## Selected excerpt
****
Understanding the Bladder

The next step in the setup of your Jade Coil shock is understanding the bladder. We have implicated the use of a bladder in all of our rear shocks for increased performance in many aspects. Bladders have been widely used in motocross shocks for years but haven’t been seen too often in mtb shocks. Why is that? Bladders can be costly on the production side and take skilled technicians to properly bleed and install. On mass-produced suspension products that isn’t something they’re willing to invest in. At DVO we take pride in making high performance products and cutting corners in production at the cost of performance isn’t what we’re about.

Bladders are located in the reservoir of the rear shock and take the place of a traditional IFP or internal floating piston. They both have the same purpose but completely different ways of ex- ecuting it. That purpose is to seperate the air from the oil. A bladder is basically a ballon which is filled with air and seated to the end cap. The bladder is charged with a high PSI to push back against the oil which creates pressure in the system. As the shock is compressed, oil flows through the the system and starts to compress the bladder.

When the shock goes to extend again, the bladder pushes the oil back in the opposite direction. This decreases the chances of what’s called cavitation. Cavitation is when there is a gap in the oil caused from air bubbles and creates a temporary loss of damping. Here’s an example of cavitation. Picture turning on a hose, what happens as the water is pushing the air out of the line? Water intermittently shoots out in between gaps of air. This same situation happens in suspension causing a loss of damping.
****
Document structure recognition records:

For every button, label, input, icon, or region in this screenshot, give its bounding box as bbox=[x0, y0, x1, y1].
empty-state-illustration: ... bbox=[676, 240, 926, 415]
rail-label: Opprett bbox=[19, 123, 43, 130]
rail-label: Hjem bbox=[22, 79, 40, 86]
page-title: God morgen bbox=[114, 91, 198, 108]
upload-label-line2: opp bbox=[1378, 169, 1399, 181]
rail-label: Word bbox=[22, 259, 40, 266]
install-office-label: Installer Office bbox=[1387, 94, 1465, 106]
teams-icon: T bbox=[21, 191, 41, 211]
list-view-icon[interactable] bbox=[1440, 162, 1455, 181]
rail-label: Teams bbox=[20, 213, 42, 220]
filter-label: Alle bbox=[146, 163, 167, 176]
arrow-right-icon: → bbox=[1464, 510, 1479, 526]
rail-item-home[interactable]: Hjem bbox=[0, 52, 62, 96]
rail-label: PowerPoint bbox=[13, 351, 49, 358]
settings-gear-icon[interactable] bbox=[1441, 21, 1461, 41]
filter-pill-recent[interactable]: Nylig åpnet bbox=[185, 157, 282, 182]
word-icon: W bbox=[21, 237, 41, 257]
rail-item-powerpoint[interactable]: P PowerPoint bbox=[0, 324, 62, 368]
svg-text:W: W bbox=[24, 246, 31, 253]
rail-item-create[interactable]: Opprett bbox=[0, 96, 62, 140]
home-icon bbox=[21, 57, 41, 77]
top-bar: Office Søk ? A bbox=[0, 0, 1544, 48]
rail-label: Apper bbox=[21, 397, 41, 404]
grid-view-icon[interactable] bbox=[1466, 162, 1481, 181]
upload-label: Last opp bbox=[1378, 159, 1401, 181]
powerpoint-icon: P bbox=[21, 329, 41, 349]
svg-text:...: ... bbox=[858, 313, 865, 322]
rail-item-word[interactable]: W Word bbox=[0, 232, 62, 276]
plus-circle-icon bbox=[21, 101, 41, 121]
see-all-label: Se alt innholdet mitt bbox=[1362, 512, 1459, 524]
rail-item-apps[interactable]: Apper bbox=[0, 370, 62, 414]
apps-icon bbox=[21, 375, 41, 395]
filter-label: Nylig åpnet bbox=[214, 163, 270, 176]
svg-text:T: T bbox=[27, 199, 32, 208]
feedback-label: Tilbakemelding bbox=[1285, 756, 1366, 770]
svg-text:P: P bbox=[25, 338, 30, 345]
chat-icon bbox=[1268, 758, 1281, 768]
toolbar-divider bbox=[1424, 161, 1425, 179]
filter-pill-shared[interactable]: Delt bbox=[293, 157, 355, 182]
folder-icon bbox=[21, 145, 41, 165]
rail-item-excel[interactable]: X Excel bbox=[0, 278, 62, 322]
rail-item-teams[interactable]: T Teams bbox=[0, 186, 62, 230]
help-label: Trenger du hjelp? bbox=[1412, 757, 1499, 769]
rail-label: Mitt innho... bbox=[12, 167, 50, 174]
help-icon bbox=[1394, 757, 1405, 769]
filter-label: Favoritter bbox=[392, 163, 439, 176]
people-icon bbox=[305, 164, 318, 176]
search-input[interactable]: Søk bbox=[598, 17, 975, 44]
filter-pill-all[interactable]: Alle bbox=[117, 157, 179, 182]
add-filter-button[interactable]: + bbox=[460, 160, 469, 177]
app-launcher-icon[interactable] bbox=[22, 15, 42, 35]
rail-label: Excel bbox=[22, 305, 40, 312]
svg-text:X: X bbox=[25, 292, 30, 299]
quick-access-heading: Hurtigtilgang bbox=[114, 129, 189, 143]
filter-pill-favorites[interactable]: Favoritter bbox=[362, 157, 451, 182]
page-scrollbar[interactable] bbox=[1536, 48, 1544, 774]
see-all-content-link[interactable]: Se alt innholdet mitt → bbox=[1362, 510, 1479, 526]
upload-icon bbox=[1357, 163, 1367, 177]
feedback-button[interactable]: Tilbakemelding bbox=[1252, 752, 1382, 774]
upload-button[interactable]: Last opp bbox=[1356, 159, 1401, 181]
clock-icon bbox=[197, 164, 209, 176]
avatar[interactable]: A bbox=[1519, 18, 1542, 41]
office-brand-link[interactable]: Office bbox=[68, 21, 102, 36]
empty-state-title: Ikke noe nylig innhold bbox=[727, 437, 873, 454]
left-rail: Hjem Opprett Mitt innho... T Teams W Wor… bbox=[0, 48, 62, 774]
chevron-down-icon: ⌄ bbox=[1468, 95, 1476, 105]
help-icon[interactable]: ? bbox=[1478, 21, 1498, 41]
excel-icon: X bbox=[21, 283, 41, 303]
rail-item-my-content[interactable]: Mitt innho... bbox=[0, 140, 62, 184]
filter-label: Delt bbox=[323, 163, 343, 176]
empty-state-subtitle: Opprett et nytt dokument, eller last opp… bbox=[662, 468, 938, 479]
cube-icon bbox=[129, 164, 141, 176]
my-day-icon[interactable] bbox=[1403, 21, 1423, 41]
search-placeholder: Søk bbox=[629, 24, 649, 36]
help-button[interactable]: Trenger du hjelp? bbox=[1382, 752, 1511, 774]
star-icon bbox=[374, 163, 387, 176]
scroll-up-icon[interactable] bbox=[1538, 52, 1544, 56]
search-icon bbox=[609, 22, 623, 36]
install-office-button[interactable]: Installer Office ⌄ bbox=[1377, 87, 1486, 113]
****
## Task set
(1) In the passage on shock bladders, what component does the bladder take the place of in the rear shock's reservoir?
(2) Continue the passage on shock bladders from the point where it stops.
These records are separate material and have no connection to the passage on shock bladders.

## Set of answers
(1) A traditional IFP, or internal floating piston.

(2)
The real benefit of using a bladder over an IFP is when the shock is working dynamically or in “riding situations”. As the shock is compressing and rebounding at a high velocity, it can sometimes have a difficult time changing directions. An IFP usually has a moment of hesitation in that situation due to stiction between the outer O-ring and the inside surface of the reservoir. With a bladder that can’t happen and you get unmatched small bump sensitivity with a seamless transition from compression to rebound.


Absolutely. Changing the bladder pressure is easy and something you should check consistently. Just unscrew the air cap at the end of the reservoir and use a shock pump to adjust or check the pressure. (image below) When checking the pressure, the initial reading from the pump will be low. This is because air needs to fill the hose of the pump before the PSI can be determined.


The pressure within the bladder will have a drastic affect on performance. As we talked about before, the higher the pressure the less chance you have of cavitation. The pressure range of the bladder is 170-200PSI. The bladder pressure also has an effect on the entire stroke of the shock. The higher the bladder pressure the firmer the shock will be. The lower the pressure, the softer. Lighter riders can run a lower bladder pressure and heavier riders should ride a higher pressure.